start Excerpted data
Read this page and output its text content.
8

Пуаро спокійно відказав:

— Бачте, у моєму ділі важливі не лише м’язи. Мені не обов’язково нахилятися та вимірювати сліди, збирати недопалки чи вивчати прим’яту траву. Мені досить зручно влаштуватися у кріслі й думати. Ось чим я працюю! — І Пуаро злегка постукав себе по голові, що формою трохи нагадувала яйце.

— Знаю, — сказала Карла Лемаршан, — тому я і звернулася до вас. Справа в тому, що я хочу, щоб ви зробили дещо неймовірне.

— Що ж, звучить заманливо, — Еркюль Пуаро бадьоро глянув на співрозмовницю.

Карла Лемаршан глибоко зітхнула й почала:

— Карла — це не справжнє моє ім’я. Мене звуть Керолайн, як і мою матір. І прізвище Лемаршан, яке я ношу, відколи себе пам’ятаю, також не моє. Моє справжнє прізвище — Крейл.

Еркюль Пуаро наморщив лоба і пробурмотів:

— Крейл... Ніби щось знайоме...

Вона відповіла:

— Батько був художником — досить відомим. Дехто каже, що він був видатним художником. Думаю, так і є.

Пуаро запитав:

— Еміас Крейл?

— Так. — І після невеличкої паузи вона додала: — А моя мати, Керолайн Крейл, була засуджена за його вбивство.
end Excerpted data
start Excerpted data
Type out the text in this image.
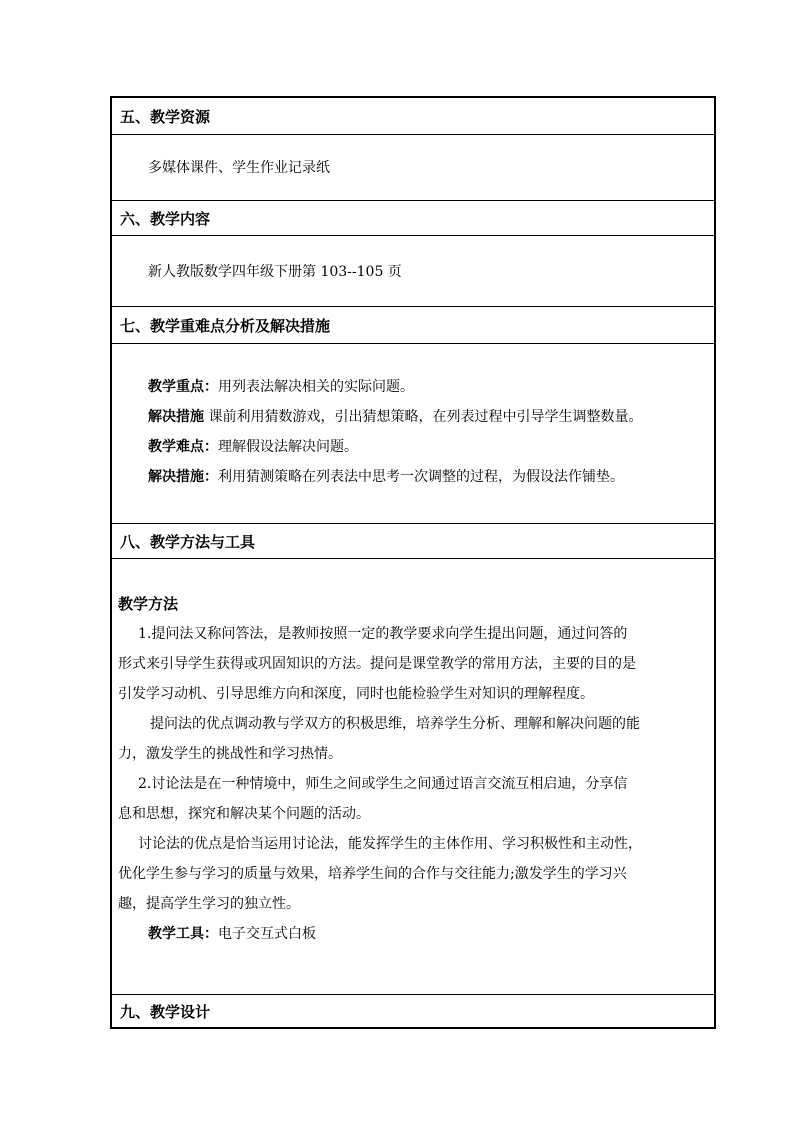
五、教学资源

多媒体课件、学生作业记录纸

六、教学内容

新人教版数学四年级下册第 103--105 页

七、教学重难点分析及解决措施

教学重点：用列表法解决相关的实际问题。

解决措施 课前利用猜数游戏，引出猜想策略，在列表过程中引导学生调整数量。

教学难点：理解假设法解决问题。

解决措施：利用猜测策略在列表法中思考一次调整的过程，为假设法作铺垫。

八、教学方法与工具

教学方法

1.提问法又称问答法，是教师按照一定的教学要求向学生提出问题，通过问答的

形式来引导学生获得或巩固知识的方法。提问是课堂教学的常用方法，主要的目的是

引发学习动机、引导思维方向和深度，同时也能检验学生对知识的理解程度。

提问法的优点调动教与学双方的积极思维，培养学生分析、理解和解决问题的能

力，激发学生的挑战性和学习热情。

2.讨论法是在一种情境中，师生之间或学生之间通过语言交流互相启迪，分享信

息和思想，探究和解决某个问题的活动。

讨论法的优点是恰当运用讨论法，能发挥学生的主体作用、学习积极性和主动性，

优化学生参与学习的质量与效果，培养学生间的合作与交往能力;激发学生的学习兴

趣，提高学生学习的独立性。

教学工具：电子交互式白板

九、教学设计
end Excerpted data
start Excerpted data
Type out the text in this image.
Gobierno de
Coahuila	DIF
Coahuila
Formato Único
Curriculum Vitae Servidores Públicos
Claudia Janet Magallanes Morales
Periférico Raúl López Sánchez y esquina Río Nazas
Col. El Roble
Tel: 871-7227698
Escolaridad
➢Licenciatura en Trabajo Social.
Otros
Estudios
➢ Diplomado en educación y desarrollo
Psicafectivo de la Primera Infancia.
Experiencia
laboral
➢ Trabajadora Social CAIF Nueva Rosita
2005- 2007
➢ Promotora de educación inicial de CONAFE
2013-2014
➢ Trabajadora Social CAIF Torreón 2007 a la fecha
end Excerpted data
**Brief:** In the entries above, count each line that holds "Еркюль". Give the total and nothing else.

**The answer:** 2